TASK PROMPT: Please output the lines shown below exactly as they appear.

-- BEGIN PROVIDED ENTRIES --

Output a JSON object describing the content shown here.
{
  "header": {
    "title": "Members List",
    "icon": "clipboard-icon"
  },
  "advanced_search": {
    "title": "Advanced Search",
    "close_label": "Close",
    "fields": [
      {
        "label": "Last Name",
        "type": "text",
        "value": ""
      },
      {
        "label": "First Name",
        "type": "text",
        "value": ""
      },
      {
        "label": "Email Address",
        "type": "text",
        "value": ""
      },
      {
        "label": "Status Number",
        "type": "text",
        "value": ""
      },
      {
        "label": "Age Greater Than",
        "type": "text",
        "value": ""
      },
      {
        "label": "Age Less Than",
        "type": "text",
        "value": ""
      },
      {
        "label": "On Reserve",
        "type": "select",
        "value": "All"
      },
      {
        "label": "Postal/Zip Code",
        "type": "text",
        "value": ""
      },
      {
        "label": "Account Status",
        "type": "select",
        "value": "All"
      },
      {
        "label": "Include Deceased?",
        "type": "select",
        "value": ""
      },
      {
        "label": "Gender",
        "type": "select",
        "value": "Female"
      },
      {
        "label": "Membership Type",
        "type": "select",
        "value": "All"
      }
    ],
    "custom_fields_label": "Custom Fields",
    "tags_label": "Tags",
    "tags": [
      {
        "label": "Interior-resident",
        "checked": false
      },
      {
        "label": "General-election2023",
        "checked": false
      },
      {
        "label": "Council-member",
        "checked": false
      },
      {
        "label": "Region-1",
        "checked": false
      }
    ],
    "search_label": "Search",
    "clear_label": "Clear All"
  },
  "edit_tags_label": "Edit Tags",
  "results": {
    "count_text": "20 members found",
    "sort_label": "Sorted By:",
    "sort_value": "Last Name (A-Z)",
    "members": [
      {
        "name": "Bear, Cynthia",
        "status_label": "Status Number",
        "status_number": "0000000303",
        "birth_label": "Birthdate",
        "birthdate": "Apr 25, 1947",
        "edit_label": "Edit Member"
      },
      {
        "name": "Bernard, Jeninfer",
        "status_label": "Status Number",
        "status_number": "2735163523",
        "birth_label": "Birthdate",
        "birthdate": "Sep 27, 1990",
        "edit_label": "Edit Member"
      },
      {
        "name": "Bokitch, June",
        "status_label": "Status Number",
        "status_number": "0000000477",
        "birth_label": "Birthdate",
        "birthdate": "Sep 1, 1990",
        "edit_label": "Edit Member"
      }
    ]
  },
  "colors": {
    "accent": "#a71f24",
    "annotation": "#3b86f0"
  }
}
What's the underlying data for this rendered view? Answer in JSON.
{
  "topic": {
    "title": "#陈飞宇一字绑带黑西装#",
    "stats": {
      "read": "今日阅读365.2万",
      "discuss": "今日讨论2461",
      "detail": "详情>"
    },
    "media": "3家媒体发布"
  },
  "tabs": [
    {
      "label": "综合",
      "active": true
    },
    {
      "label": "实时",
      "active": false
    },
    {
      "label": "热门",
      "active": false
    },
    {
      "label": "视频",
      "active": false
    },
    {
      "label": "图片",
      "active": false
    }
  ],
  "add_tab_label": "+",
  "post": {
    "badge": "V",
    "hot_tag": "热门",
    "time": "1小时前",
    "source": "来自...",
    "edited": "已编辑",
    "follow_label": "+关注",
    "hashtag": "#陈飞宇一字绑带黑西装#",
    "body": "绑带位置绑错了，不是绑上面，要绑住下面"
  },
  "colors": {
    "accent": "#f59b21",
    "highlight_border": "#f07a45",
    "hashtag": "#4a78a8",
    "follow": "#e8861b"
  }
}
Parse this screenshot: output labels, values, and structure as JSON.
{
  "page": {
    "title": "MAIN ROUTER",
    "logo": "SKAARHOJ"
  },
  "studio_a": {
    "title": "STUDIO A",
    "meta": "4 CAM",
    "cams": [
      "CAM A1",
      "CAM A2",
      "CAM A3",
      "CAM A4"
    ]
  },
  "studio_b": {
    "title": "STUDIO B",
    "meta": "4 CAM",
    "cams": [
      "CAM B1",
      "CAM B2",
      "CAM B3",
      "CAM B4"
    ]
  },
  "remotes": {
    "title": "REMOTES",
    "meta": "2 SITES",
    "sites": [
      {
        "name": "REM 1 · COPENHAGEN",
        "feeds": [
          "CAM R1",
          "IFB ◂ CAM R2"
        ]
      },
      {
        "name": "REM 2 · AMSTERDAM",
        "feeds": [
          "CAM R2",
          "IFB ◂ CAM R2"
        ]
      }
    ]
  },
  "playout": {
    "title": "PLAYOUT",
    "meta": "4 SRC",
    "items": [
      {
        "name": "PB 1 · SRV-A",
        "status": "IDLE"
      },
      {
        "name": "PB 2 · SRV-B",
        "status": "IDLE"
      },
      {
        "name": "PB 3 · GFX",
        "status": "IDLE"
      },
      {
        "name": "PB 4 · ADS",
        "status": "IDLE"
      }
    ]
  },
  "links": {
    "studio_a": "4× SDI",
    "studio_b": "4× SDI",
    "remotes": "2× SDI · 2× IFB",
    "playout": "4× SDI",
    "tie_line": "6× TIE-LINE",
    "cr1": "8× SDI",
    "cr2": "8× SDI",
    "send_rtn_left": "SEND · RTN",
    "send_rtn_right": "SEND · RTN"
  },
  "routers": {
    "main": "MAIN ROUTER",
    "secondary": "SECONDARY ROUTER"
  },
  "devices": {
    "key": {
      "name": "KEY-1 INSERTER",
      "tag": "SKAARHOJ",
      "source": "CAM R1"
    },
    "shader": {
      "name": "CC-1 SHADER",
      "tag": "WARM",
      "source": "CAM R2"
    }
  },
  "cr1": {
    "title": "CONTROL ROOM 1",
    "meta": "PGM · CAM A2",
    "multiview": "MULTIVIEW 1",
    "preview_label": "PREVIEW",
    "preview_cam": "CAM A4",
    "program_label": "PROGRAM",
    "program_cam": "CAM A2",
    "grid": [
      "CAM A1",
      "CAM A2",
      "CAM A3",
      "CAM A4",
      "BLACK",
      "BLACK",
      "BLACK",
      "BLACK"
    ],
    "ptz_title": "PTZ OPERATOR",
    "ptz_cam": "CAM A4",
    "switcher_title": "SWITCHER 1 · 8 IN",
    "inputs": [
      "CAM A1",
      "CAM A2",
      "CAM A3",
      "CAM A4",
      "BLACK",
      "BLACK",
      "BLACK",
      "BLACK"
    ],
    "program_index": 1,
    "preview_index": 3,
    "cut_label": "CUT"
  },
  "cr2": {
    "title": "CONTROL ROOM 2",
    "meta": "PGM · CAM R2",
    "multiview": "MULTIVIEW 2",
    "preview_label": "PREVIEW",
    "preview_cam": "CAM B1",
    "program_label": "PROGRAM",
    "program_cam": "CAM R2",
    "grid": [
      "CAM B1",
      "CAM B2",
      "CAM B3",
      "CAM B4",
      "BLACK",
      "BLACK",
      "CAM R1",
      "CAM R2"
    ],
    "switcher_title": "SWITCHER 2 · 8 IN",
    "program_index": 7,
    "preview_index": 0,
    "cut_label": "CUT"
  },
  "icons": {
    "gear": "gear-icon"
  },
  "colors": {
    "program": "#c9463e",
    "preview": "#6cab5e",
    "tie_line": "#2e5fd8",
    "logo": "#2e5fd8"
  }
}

-- END PROVIDED ENTRIES --

EXERCISE OUTPUT:
Output a JSON object describing the content shown here.
{
  "header": {
    "title": "Members List",
    "icon": "clipboard-icon"
  },
  "advanced_search": {
    "title": "Advanced Search",
    "close_label": "Close",
    "fields": [
      {
        "label": "Last Name",
        "type": "text",
        "value": ""
      },
      {
        "label": "First Name",
        "type": "text",
        "value": ""
      },
      {
        "label": "Email Address",
        "type": "text",
        "value": ""
      },
      {
        "label": "Status Number",
        "type": "text",
        "value": ""
      },
      {
        "label": "Age Greater Than",
        "type": "text",
        "value": ""
      },
      {
        "label": "Age Less Than",
        "type": "text",
        "value": ""
      },
      {
        "label": "On Reserve",
        "type": "select",
        "value": "All"
      },
      {
        "label": "Postal/Zip Code",
        "type": "text",
        "value": ""
      },
      {
        "label": "Account Status",
        "type": "select",
        "value": "All"
      },
      {
        "label": "Include Deceased?",
        "type": "select",
        "value": ""
      },
      {
        "label": "Gender",
        "type": "select",
        "value": "Female"
      },
      {
        "label": "Membership Type",
        "type": "select",
        "value": "All"
      }
    ],
    "custom_fields_label": "Custom Fields",
    "tags_label": "Tags",
    "tags": [
      {
        "label": "Interior-resident",
        "checked": false
      },
      {
        "label": "General-election2023",
        "checked": false
      },
      {
        "label": "Council-member",
        "checked": false
      },
      {
        "label": "Region-1",
        "checked": false
      }
    ],
    "search_label": "Search",
    "clear_label": "Clear All"
  },
  "edit_tags_label": "Edit Tags",
  "results": {
    "count_text": "20 members found",
    "sort_label": "Sorted By:",
    "sort_value": "Last Name (A-Z)",
    "members": [
      {
        "name": "Bear, Cynthia",
        "status_label": "Status Number",
        "status_number": "0000000303",
        "birth_label": "Birthdate",
        "birthdate": "Apr 25, 1947",
        "edit_label": "Edit Member"
      },
      {
        "name": "Bernard, Jeninfer",
        "status_label": "Status Number",
        "status_number": "2735163523",
        "birth_label": "Birthdate",
        "birthdate": "Sep 27, 1990",
        "edit_label": "Edit Member"
      },
      {
        "name": "Bokitch, June",
        "status_label": "Status Number",
        "status_number": "0000000477",
        "birth_label": "Birthdate",
        "birthdate": "Sep 1, 1990",
        "edit_label": "Edit Member"
      }
    ]
  },
  "colors": {
    "accent": "#a71f24",
    "annotation": "#3b86f0"
  }
}
What's the underlying data for this rendered view? Answer in JSON.
{
  "topic": {
    "title": "#陈飞宇一字绑带黑西装#",
    "stats": {
      "read": "今日阅读365.2万",
      "discuss": "今日讨论2461",
      "detail": "详情>"
    },
    "media": "3家媒体发布"
  },
  "tabs": [
    {
      "label": "综合",
      "active": true
    },
    {
      "label": "实时",
      "active": false
    },
    {
      "label": "热门",
      "active": false
    },
    {
      "label": "视频",
      "active": false
    },
    {
      "label": "图片",
      "active": false
    }
  ],
  "add_tab_label": "+",
  "post": {
    "badge": "V",
    "hot_tag": "热门",
    "time": "1小时前",
    "source": "来自...",
    "edited": "已编辑",
    "follow_label": "+关注",
    "hashtag": "#陈飞宇一字绑带黑西装#",
    "body": "绑带位置绑错了，不是绑上面，要绑住下面"
  },
  "colors": {
    "accent": "#f59b21",
    "highlight_border": "#f07a45",
    "hashtag": "#4a78a8",
    "follow": "#e8861b"
  }
}
Parse this screenshot: output labels, values, and structure as JSON.
{
  "page": {
    "title": "MAIN ROUTER",
    "logo": "SKAARHOJ"
  },
  "studio_a": {
    "title": "STUDIO A",
    "meta": "4 CAM",
    "cams": [
      "CAM A1",
      "CAM A2",
      "CAM A3",
      "CAM A4"
    ]
  },
  "studio_b": {
    "title": "STUDIO B",
    "meta": "4 CAM",
    "cams": [
      "CAM B1",
      "CAM B2",
      "CAM B3",
      "CAM B4"
    ]
  },
  "remotes": {
    "title": "REMOTES",
    "meta": "2 SITES",
    "sites": [
      {
        "name": "REM 1 · COPENHAGEN",
        "feeds": [
          "CAM R1",
          "IFB ◂ CAM R2"
        ]
      },
      {
        "name": "REM 2 · AMSTERDAM",
        "feeds": [
          "CAM R2",
          "IFB ◂ CAM R2"
        ]
      }
    ]
  },
  "playout": {
    "title": "PLAYOUT",
    "meta": "4 SRC",
    "items": [
      {
        "name": "PB 1 · SRV-A",
        "status": "IDLE"
      },
      {
        "name": "PB 2 · SRV-B",
        "status": "IDLE"
      },
      {
        "name": "PB 3 · GFX",
        "status": "IDLE"
      },
      {
        "name": "PB 4 · ADS",
        "status": "IDLE"
      }
    ]
  },
  "links": {
    "studio_a": "4× SDI",
    "studio_b": "4× SDI",
    "remotes": "2× SDI · 2× IFB",
    "playout": "4× SDI",
    "tie_line": "6× TIE-LINE",
    "cr1": "8× SDI",
    "cr2": "8× SDI",
    "send_rtn_left": "SEND · RTN",
    "send_rtn_right": "SEND · RTN"
  },
  "routers": {
    "main": "MAIN ROUTER",
    "secondary": "SECONDARY ROUTER"
  },
  "devices": {
    "key": {
      "name": "KEY-1 INSERTER",
      "tag": "SKAARHOJ",
      "source": "CAM R1"
    },
    "shader": {
      "name": "CC-1 SHADER",
      "tag": "WARM",
      "source": "CAM R2"
    }
  },
  "cr1": {
    "title": "CONTROL ROOM 1",
    "meta": "PGM · CAM A2",
    "multiview": "MULTIVIEW 1",
    "preview_label": "PREVIEW",
    "preview_cam": "CAM A4",
    "program_label": "PROGRAM",
    "program_cam": "CAM A2",
    "grid": [
      "CAM A1",
      "CAM A2",
      "CAM A3",
      "CAM A4",
      "BLACK",
      "BLACK",
      "BLACK",
      "BLACK"
    ],
    "ptz_title": "PTZ OPERATOR",
    "ptz_cam": "CAM A4",
    "switcher_title": "SWITCHER 1 · 8 IN",
    "inputs": [
      "CAM A1",
      "CAM A2",
      "CAM A3",
      "CAM A4",
      "BLACK",
      "BLACK",
      "BLACK",
      "BLACK"
    ],
    "program_index": 1,
    "preview_index": 3,
    "cut_label": "CUT"
  },
  "cr2": {
    "title": "CONTROL ROOM 2",
    "meta": "PGM · CAM R2",
    "multiview": "MULTIVIEW 2",
    "preview_label": "PREVIEW",
    "preview_cam": "CAM B1",
    "program_label": "PROGRAM",
    "program_cam": "CAM R2",
    "grid": [
      "CAM B1",
      "CAM B2",
      "CAM B3",
      "CAM B4",
      "BLACK",
      "BLACK",
      "CAM R1",
      "CAM R2"
    ],
    "switcher_title": "SWITCHER 2 · 8 IN",
    "program_index": 7,
    "preview_index": 0,
    "cut_label": "CUT"
  },
  "icons": {
    "gear": "gear-icon"
  },
  "colors": {
    "program": "#c9463e",
    "preview": "#6cab5e",
    "tie_line": "#2e5fd8",
    "logo": "#2e5fd8"
  }
}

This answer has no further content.